● Task statement
Write out all of the records precisely. Skip anything that is a picture.

[start of Recorded information]

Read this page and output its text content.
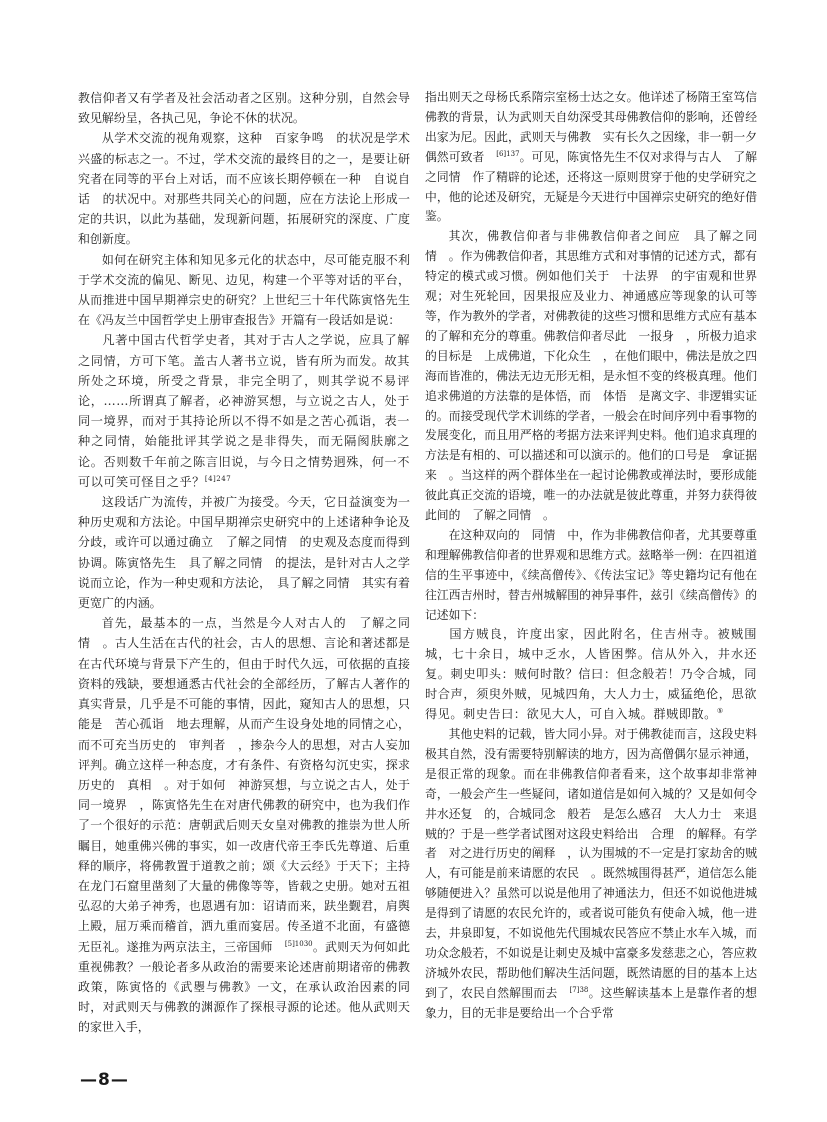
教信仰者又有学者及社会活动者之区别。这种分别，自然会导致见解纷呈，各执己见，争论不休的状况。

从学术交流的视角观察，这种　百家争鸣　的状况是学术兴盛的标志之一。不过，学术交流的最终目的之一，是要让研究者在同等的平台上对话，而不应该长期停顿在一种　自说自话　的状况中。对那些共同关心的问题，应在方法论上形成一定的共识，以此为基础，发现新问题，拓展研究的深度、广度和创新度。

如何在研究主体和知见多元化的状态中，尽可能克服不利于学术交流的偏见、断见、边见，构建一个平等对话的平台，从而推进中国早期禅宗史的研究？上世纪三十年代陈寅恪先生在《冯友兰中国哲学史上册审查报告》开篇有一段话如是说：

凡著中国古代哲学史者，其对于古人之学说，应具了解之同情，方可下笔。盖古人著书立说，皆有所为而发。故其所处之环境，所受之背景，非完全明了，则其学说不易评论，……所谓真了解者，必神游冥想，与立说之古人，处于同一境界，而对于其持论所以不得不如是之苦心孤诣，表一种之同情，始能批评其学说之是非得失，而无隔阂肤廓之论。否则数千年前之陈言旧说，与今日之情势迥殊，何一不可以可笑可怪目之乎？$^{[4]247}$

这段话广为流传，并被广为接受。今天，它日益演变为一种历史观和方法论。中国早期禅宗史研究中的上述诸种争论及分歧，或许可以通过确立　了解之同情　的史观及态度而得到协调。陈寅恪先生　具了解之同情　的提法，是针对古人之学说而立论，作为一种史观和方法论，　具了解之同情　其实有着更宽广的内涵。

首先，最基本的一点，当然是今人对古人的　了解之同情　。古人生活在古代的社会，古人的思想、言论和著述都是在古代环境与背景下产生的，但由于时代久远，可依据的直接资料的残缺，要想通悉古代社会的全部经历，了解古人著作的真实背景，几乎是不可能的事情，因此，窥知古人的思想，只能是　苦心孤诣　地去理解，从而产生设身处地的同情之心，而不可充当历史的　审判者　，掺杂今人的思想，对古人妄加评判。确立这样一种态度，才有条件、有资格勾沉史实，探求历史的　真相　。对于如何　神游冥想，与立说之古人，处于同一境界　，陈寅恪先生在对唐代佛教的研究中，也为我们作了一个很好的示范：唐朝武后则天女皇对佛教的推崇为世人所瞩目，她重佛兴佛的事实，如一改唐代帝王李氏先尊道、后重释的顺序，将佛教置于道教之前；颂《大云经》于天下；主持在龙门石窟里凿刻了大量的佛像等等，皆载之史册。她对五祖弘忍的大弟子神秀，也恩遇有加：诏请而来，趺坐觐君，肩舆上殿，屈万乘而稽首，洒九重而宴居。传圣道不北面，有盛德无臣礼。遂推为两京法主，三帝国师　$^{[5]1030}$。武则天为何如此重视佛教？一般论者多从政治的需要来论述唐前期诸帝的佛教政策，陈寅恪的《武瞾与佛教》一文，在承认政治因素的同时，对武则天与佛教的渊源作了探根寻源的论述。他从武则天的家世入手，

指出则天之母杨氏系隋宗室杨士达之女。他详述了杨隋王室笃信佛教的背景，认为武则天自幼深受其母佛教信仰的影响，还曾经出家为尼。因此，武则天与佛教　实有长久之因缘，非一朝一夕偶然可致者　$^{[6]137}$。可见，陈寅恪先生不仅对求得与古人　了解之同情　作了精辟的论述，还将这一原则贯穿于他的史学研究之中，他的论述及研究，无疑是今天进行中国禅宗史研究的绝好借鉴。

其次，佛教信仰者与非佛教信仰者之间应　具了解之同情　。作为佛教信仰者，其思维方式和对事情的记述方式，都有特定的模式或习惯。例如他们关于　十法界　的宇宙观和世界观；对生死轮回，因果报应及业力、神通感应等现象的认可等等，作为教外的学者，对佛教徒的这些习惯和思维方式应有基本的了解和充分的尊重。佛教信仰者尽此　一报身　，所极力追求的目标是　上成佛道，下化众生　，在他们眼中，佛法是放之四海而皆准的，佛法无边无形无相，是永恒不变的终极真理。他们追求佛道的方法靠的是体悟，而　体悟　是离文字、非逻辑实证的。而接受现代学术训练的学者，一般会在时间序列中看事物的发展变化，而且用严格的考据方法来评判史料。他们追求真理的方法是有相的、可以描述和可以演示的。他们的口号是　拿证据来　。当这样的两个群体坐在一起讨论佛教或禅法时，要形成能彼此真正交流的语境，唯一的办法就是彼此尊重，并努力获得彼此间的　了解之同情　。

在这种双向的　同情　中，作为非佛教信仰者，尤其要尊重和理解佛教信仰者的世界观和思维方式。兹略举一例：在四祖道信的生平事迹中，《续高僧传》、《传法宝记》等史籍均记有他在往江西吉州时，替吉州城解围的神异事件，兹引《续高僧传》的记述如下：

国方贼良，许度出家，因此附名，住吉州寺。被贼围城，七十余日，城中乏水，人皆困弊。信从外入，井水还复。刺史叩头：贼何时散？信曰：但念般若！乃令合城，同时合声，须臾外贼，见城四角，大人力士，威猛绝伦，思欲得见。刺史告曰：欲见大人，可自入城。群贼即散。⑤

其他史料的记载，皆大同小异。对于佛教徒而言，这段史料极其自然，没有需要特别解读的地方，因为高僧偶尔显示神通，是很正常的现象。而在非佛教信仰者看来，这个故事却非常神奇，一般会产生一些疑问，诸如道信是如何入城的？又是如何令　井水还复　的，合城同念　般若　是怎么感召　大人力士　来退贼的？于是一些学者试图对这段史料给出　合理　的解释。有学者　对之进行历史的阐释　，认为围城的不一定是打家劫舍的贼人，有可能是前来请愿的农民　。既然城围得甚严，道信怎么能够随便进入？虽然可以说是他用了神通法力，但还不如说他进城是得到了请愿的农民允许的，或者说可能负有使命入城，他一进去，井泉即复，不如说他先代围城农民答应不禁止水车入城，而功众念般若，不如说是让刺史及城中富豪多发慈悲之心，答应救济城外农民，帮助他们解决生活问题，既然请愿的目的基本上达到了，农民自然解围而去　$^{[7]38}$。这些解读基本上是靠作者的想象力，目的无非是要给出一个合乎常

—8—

[end of Recorded information]

● Exercise result
Read this page and output its text content.
教信仰者又有学者及社会活动者之区别。这种分别，自然会导致见解纷呈，各执己见，争论不休的状况。

从学术交流的视角观察，这种　百家争鸣　的状况是学术兴盛的标志之一。不过，学术交流的最终目的之一，是要让研究者在同等的平台上对话，而不应该长期停顿在一种　自说自话　的状况中。对那些共同关心的问题，应在方法论上形成一定的共识，以此为基础，发现新问题，拓展研究的深度、广度和创新度。

如何在研究主体和知见多元化的状态中，尽可能克服不利于学术交流的偏见、断见、边见，构建一个平等对话的平台，从而推进中国早期禅宗史的研究？上世纪三十年代陈寅恪先生在《冯友兰中国哲学史上册审查报告》开篇有一段话如是说：

凡著中国古代哲学史者，其对于古人之学说，应具了解之同情，方可下笔。盖古人著书立说，皆有所为而发。故其所处之环境，所受之背景，非完全明了，则其学说不易评论，……所谓真了解者，必神游冥想，与立说之古人，处于同一境界，而对于其持论所以不得不如是之苦心孤诣，表一种之同情，始能批评其学说之是非得失，而无隔阂肤廓之论。否则数千年前之陈言旧说，与今日之情势迥殊，何一不可以可笑可怪目之乎？$^{[4]247}$

这段话广为流传，并被广为接受。今天，它日益演变为一种历史观和方法论。中国早期禅宗史研究中的上述诸种争论及分歧，或许可以通过确立　了解之同情　的史观及态度而得到协调。陈寅恪先生　具了解之同情　的提法，是针对古人之学说而立论，作为一种史观和方法论，　具了解之同情　其实有着更宽广的内涵。

首先，最基本的一点，当然是今人对古人的　了解之同情　。古人生活在古代的社会，古人的思想、言论和著述都是在古代环境与背景下产生的，但由于时代久远，可依据的直接资料的残缺，要想通悉古代社会的全部经历，了解古人著作的真实背景，几乎是不可能的事情，因此，窥知古人的思想，只能是　苦心孤诣　地去理解，从而产生设身处地的同情之心，而不可充当历史的　审判者　，掺杂今人的思想，对古人妄加评判。确立这样一种态度，才有条件、有资格勾沉史实，探求历史的　真相　。对于如何　神游冥想，与立说之古人，处于同一境界　，陈寅恪先生在对唐代佛教的研究中，也为我们作了一个很好的示范：唐朝武后则天女皇对佛教的推崇为世人所瞩目，她重佛兴佛的事实，如一改唐代帝王李氏先尊道、后重释的顺序，将佛教置于道教之前；颂《大云经》于天下；主持在龙门石窟里凿刻了大量的佛像等等，皆载之史册。她对五祖弘忍的大弟子神秀，也恩遇有加：诏请而来，趺坐觐君，肩舆上殿，屈万乘而稽首，洒九重而宴居。传圣道不北面，有盛德无臣礼。遂推为两京法主，三帝国师　$^{[5]1030}$。武则天为何如此重视佛教？一般论者多从政治的需要来论述唐前期诸帝的佛教政策，陈寅恪的《武瞾与佛教》一文，在承认政治因素的同时，对武则天与佛教的渊源作了探根寻源的论述。他从武则天的家世入手，

指出则天之母杨氏系隋宗室杨士达之女。他详述了杨隋王室笃信佛教的背景，认为武则天自幼深受其母佛教信仰的影响，还曾经出家为尼。因此，武则天与佛教　实有长久之因缘，非一朝一夕偶然可致者　$^{[6]137}$。可见，陈寅恪先生不仅对求得与古人　了解之同情　作了精辟的论述，还将这一原则贯穿于他的史学研究之中，他的论述及研究，无疑是今天进行中国禅宗史研究的绝好借鉴。

其次，佛教信仰者与非佛教信仰者之间应　具了解之同情　。作为佛教信仰者，其思维方式和对事情的记述方式，都有特定的模式或习惯。例如他们关于　十法界　的宇宙观和世界观；对生死轮回，因果报应及业力、神通感应等现象的认可等等，作为教外的学者，对佛教徒的这些习惯和思维方式应有基本的了解和充分的尊重。佛教信仰者尽此　一报身　，所极力追求的目标是　上成佛道，下化众生　，在他们眼中，佛法是放之四海而皆准的，佛法无边无形无相，是永恒不变的终极真理。他们追求佛道的方法靠的是体悟，而　体悟　是离文字、非逻辑实证的。而接受现代学术训练的学者，一般会在时间序列中看事物的发展变化，而且用严格的考据方法来评判史料。他们追求真理的方法是有相的、可以描述和可以演示的。他们的口号是　拿证据来　。当这样的两个群体坐在一起讨论佛教或禅法时，要形成能彼此真正交流的语境，唯一的办法就是彼此尊重，并努力获得彼此间的　了解之同情　。

在这种双向的　同情　中，作为非佛教信仰者，尤其要尊重和理解佛教信仰者的世界观和思维方式。兹略举一例：在四祖道信的生平事迹中，《续高僧传》、《传法宝记》等史籍均记有他在往江西吉州时，替吉州城解围的神异事件，兹引《续高僧传》的记述如下：

国方贼良，许度出家，因此附名，住吉州寺。被贼围城，七十余日，城中乏水，人皆困弊。信从外入，井水还复。刺史叩头：贼何时散？信曰：但念般若！乃令合城，同时合声，须臾外贼，见城四角，大人力士，威猛绝伦，思欲得见。刺史告曰：欲见大人，可自入城。群贼即散。⑤

其他史料的记载，皆大同小异。对于佛教徒而言，这段史料极其自然，没有需要特别解读的地方，因为高僧偶尔显示神通，是很正常的现象。而在非佛教信仰者看来，这个故事却非常神奇，一般会产生一些疑问，诸如道信是如何入城的？又是如何令　井水还复　的，合城同念　般若　是怎么感召　大人力士　来退贼的？于是一些学者试图对这段史料给出　合理　的解释。有学者　对之进行历史的阐释　，认为围城的不一定是打家劫舍的贼人，有可能是前来请愿的农民　。既然城围得甚严，道信怎么能够随便进入？虽然可以说是他用了神通法力，但还不如说他进城是得到了请愿的农民允许的，或者说可能负有使命入城，他一进去，井泉即复，不如说他先代围城农民答应不禁止水车入城，而功众念般若，不如说是让刺史及城中富豪多发慈悲之心，答应救济城外农民，帮助他们解决生活问题，既然请愿的目的基本上达到了，农民自然解围而去　$^{[7]38}$。这些解读基本上是靠作者的想象力，目的无非是要给出一个合乎常

—8—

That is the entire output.